Aim of the task
Every record must be repeated exactly; omit any pictures they contain.

Given information
• • •
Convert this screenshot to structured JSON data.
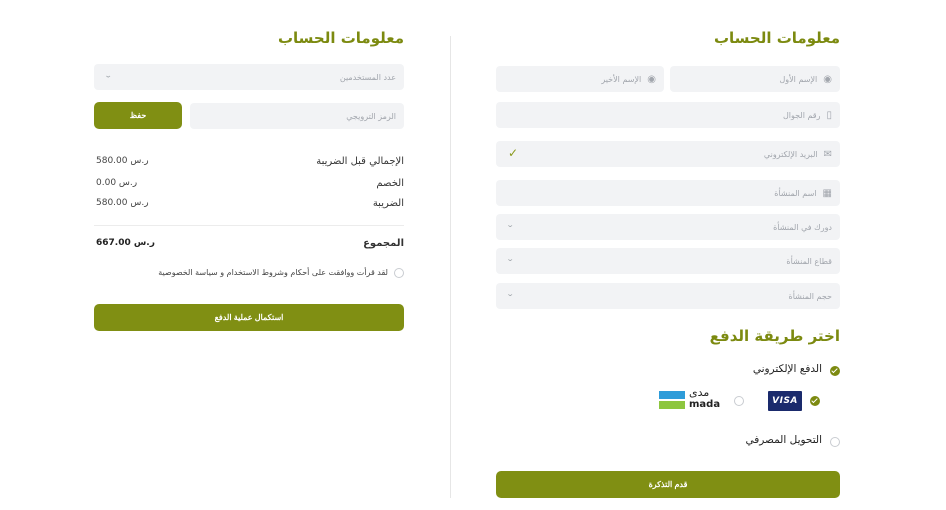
{
  "right_panel": {
    "title": "معلومات الحساب",
    "first_name_placeholder": "الإسم الأول",
    "last_name_placeholder": "الإسم الأخير",
    "mobile_placeholder": "رقم الجوال",
    "email_placeholder": "البريد الإلكتروني",
    "company_placeholder": "اسم المنشأة",
    "role_placeholder": "دورك في المنشأة",
    "sector_placeholder": "قطاع المنشأة",
    "size_placeholder": "حجم المنشأة",
    "payment_title": "اختر طريقة الدفع",
    "payment_options": {
      "electronic": "الدفع الإلكتروني",
      "bank_transfer": "التحويل المصرفي"
    },
    "visa_label": "VISA",
    "mada_label_ar": "مدى",
    "mada_label_en": "mada",
    "submit_label": "قدم التذكرة"
  },
  "left_panel": {
    "title": "معلومات الحساب",
    "users_placeholder": "عدد المستخدمين",
    "promo_placeholder": "الرمز الترويجي",
    "save_label": "حفظ",
    "summary": {
      "subtotal_label": "الإجمالي قبل الضريبة",
      "subtotal_value": "580.00 ر.س",
      "discount_label": "الخصم",
      "discount_value": "0.00 ر.س",
      "tax_label": "الضريبة",
      "tax_value": "580.00 ر.س",
      "total_label": "المجموع",
      "total_value": "667.00 ر.س"
    },
    "terms_text": "لقد قرأت ووافقت على أحكام وشروط الاستخدام و سياسة الخصوصية",
    "checkout_label": "استكمال عملية الدفع"
  },
  "colors": {
    "accent": "#808f13",
    "field_bg": "#f2f3f5"
  }
}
• • •
Output of the task
Convert this screenshot to structured JSON data.
{
  "right_panel": {
    "title": "معلومات الحساب",
    "first_name_placeholder": "الإسم الأول",
    "last_name_placeholder": "الإسم الأخير",
    "mobile_placeholder": "رقم الجوال",
    "email_placeholder": "البريد الإلكتروني",
    "company_placeholder": "اسم المنشأة",
    "role_placeholder": "دورك في المنشأة",
    "sector_placeholder": "قطاع المنشأة",
    "size_placeholder": "حجم المنشأة",
    "payment_title": "اختر طريقة الدفع",
    "payment_options": {
      "electronic": "الدفع الإلكتروني",
      "bank_transfer": "التحويل المصرفي"
    },
    "visa_label": "VISA",
    "mada_label_ar": "مدى",
    "mada_label_en": "mada",
    "submit_label": "قدم التذكرة"
  },
  "left_panel": {
    "title": "معلومات الحساب",
    "users_placeholder": "عدد المستخدمين",
    "promo_placeholder": "الرمز الترويجي",
    "save_label": "حفظ",
    "summary": {
      "subtotal_label": "الإجمالي قبل الضريبة",
      "subtotal_value": "580.00 ر.س",
      "discount_label": "الخصم",
      "discount_value": "0.00 ر.س",
      "tax_label": "الضريبة",
      "tax_value": "580.00 ر.س",
      "total_label": "المجموع",
      "total_value": "667.00 ر.س"
    },
    "terms_text": "لقد قرأت ووافقت على أحكام وشروط الاستخدام و سياسة الخصوصية",
    "checkout_label": "استكمال عملية الدفع"
  },
  "colors": {
    "accent": "#808f13",
    "field_bg": "#f2f3f5"
  }
}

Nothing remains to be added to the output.